>> BEGIN Excerpted records
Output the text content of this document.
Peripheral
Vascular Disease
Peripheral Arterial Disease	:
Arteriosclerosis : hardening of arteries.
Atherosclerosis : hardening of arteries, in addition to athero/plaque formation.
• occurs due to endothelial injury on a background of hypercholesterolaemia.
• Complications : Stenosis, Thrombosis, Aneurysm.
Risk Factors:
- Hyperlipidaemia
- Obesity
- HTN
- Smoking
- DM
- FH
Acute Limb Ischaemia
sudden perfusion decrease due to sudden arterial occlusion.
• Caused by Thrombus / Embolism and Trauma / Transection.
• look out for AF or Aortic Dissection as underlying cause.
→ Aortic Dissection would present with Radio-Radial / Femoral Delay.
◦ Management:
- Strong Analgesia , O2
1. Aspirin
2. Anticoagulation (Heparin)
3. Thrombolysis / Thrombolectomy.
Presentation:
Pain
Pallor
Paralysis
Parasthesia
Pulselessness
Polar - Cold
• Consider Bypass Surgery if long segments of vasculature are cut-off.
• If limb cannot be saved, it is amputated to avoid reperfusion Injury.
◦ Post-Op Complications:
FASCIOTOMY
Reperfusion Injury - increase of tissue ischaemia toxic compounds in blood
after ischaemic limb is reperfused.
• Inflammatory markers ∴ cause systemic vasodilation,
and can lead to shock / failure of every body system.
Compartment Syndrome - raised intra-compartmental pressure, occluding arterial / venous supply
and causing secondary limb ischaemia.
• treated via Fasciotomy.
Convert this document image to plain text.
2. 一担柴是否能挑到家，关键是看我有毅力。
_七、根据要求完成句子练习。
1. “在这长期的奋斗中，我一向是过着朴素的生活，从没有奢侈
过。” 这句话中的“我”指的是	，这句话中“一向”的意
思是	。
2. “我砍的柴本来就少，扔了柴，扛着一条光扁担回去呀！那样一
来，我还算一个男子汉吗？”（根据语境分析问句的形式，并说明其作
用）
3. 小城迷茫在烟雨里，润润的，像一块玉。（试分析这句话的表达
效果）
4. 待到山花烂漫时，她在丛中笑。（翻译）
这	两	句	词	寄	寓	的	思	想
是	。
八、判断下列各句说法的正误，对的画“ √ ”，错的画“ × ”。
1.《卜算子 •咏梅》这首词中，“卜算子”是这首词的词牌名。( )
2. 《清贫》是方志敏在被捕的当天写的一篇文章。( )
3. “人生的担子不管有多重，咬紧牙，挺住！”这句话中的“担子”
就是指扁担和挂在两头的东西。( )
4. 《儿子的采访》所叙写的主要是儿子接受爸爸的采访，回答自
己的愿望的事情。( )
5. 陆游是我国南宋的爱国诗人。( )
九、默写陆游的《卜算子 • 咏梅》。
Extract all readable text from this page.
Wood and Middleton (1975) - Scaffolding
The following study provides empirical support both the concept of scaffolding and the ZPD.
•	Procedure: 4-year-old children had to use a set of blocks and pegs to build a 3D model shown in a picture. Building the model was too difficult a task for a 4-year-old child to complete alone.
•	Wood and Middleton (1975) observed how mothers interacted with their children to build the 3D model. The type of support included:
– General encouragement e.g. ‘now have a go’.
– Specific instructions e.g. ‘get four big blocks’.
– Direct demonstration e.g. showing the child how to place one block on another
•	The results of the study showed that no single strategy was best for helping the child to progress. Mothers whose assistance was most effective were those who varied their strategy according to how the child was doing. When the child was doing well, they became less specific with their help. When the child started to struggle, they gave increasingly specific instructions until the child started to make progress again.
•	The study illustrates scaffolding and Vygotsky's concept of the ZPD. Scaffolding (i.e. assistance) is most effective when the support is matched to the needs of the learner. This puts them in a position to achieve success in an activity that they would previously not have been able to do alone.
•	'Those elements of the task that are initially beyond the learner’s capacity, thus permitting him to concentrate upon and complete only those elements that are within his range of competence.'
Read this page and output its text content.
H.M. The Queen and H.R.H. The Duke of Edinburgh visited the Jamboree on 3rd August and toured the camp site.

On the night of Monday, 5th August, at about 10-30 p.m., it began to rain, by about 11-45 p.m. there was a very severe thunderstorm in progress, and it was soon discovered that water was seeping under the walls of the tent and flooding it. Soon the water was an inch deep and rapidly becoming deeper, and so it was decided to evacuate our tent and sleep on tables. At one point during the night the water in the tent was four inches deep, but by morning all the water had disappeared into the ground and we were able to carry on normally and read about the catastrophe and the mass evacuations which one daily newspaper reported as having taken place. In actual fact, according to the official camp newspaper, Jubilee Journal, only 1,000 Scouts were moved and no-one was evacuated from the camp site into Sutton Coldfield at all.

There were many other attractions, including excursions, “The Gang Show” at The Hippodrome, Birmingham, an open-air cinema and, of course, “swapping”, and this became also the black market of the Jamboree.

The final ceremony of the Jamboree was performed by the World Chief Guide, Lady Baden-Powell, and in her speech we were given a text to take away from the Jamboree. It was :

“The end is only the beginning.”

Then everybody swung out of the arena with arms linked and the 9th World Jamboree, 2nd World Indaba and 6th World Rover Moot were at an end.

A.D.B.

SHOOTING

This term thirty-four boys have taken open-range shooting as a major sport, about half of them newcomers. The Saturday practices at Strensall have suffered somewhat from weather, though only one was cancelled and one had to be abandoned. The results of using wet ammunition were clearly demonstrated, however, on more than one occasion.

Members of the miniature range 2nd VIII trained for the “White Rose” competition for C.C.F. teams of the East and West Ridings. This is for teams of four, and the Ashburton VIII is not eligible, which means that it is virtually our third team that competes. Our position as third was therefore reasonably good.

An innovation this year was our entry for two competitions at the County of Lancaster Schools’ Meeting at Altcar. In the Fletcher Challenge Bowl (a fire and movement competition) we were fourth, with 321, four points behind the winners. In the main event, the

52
>> END Excerpted records
_Given request:_ Write every line of the material above again, exactly.

_Completed task:_
Output the text content of this document.
Peripheral
Vascular Disease
Peripheral Arterial Disease	:
Arteriosclerosis : hardening of arteries.
Atherosclerosis : hardening of arteries, in addition to athero/plaque formation.
• occurs due to endothelial injury on a background of hypercholesterolaemia.
• Complications : Stenosis, Thrombosis, Aneurysm.
Risk Factors:
- Hyperlipidaemia
- Obesity
- HTN
- Smoking
- DM
- FH
Acute Limb Ischaemia
sudden perfusion decrease due to sudden arterial occlusion.
• Caused by Thrombus / Embolism and Trauma / Transection.
• look out for AF or Aortic Dissection as underlying cause.
→ Aortic Dissection would present with Radio-Radial / Femoral Delay.
◦ Management:
- Strong Analgesia , O2
1. Aspirin
2. Anticoagulation (Heparin)
3. Thrombolysis / Thrombolectomy.
Presentation:
Pain
Pallor
Paralysis
Parasthesia
Pulselessness
Polar - Cold
• Consider Bypass Surgery if long segments of vasculature are cut-off.
• If limb cannot be saved, it is amputated to avoid reperfusion Injury.
◦ Post-Op Complications:
FASCIOTOMY
Reperfusion Injury - increase of tissue ischaemia toxic compounds in blood
after ischaemic limb is reperfused.
• Inflammatory markers ∴ cause systemic vasodilation,
and can lead to shock / failure of every body system.
Compartment Syndrome - raised intra-compartmental pressure, occluding arterial / venous supply
and causing secondary limb ischaemia.
• treated via Fasciotomy.
Convert this document image to plain text.
2. 一担柴是否能挑到家，关键是看我有毅力。
_七、根据要求完成句子练习。
1. “在这长期的奋斗中，我一向是过着朴素的生活，从没有奢侈
过。” 这句话中的“我”指的是	，这句话中“一向”的意
思是	。
2. “我砍的柴本来就少，扔了柴，扛着一条光扁担回去呀！那样一
来，我还算一个男子汉吗？”（根据语境分析问句的形式，并说明其作
用）
3. 小城迷茫在烟雨里，润润的，像一块玉。（试分析这句话的表达
效果）
4. 待到山花烂漫时，她在丛中笑。（翻译）
这	两	句	词	寄	寓	的	思	想
是	。
八、判断下列各句说法的正误，对的画“ √ ”，错的画“ × ”。
1.《卜算子 •咏梅》这首词中，“卜算子”是这首词的词牌名。( )
2. 《清贫》是方志敏在被捕的当天写的一篇文章。( )
3. “人生的担子不管有多重，咬紧牙，挺住！”这句话中的“担子”
就是指扁担和挂在两头的东西。( )
4. 《儿子的采访》所叙写的主要是儿子接受爸爸的采访，回答自
己的愿望的事情。( )
5. 陆游是我国南宋的爱国诗人。( )
九、默写陆游的《卜算子 • 咏梅》。
Extract all readable text from this page.
Wood and Middleton (1975) - Scaffolding
The following study provides empirical support both the concept of scaffolding and the ZPD.
•	Procedure: 4-year-old children had to use a set of blocks and pegs to build a 3D model shown in a picture. Building the model was too difficult a task for a 4-year-old child to complete alone.
•	Wood and Middleton (1975) observed how mothers interacted with their children to build the 3D model. The type of support included:
– General encouragement e.g. ‘now have a go’.
– Specific instructions e.g. ‘get four big blocks’.
– Direct demonstration e.g. showing the child how to place one block on another
•	The results of the study showed that no single strategy was best for helping the child to progress. Mothers whose assistance was most effective were those who varied their strategy according to how the child was doing. When the child was doing well, they became less specific with their help. When the child started to struggle, they gave increasingly specific instructions until the child started to make progress again.
•	The study illustrates scaffolding and Vygotsky's concept of the ZPD. Scaffolding (i.e. assistance) is most effective when the support is matched to the needs of the learner. This puts them in a position to achieve success in an activity that they would previously not have been able to do alone.
•	'Those elements of the task that are initially beyond the learner’s capacity, thus permitting him to concentrate upon and complete only those elements that are within his range of competence.'
Read this page and output its text content.
H.M. The Queen and H.R.H. The Duke of Edinburgh visited the Jamboree on 3rd August and toured the camp site.

On the night of Monday, 5th August, at about 10-30 p.m., it began to rain, by about 11-45 p.m. there was a very severe thunderstorm in progress, and it was soon discovered that water was seeping under the walls of the tent and flooding it. Soon the water was an inch deep and rapidly becoming deeper, and so it was decided to evacuate our tent and sleep on tables. At one point during the night the water in the tent was four inches deep, but by morning all the water had disappeared into the ground and we were able to carry on normally and read about the catastrophe and the mass evacuations which one daily newspaper reported as having taken place. In actual fact, according to the official camp newspaper, Jubilee Journal, only 1,000 Scouts were moved and no-one was evacuated from the camp site into Sutton Coldfield at all.

There were many other attractions, including excursions, “The Gang Show” at The Hippodrome, Birmingham, an open-air cinema and, of course, “swapping”, and this became also the black market of the Jamboree.

The final ceremony of the Jamboree was performed by the World Chief Guide, Lady Baden-Powell, and in her speech we were given a text to take away from the Jamboree. It was :

“The end is only the beginning.”

Then everybody swung out of the arena with arms linked and the 9th World Jamboree, 2nd World Indaba and 6th World Rover Moot were at an end.

A.D.B.

SHOOTING

This term thirty-four boys have taken open-range shooting as a major sport, about half of them newcomers. The Saturday practices at Strensall have suffered somewhat from weather, though only one was cancelled and one had to be abandoned. The results of using wet ammunition were clearly demonstrated, however, on more than one occasion.

Members of the miniature range 2nd VIII trained for the “White Rose” competition for C.C.F. teams of the East and West Ridings. This is for teams of four, and the Ashburton VIII is not eligible, which means that it is virtually our third team that competes. Our position as third was therefore reasonably good.

An innovation this year was our entry for two competitions at the County of Lancaster Schools’ Meeting at Altcar. In the Fletcher Challenge Bowl (a fire and movement competition) we were fourth, with 321, four points behind the winners. In the main event, the

52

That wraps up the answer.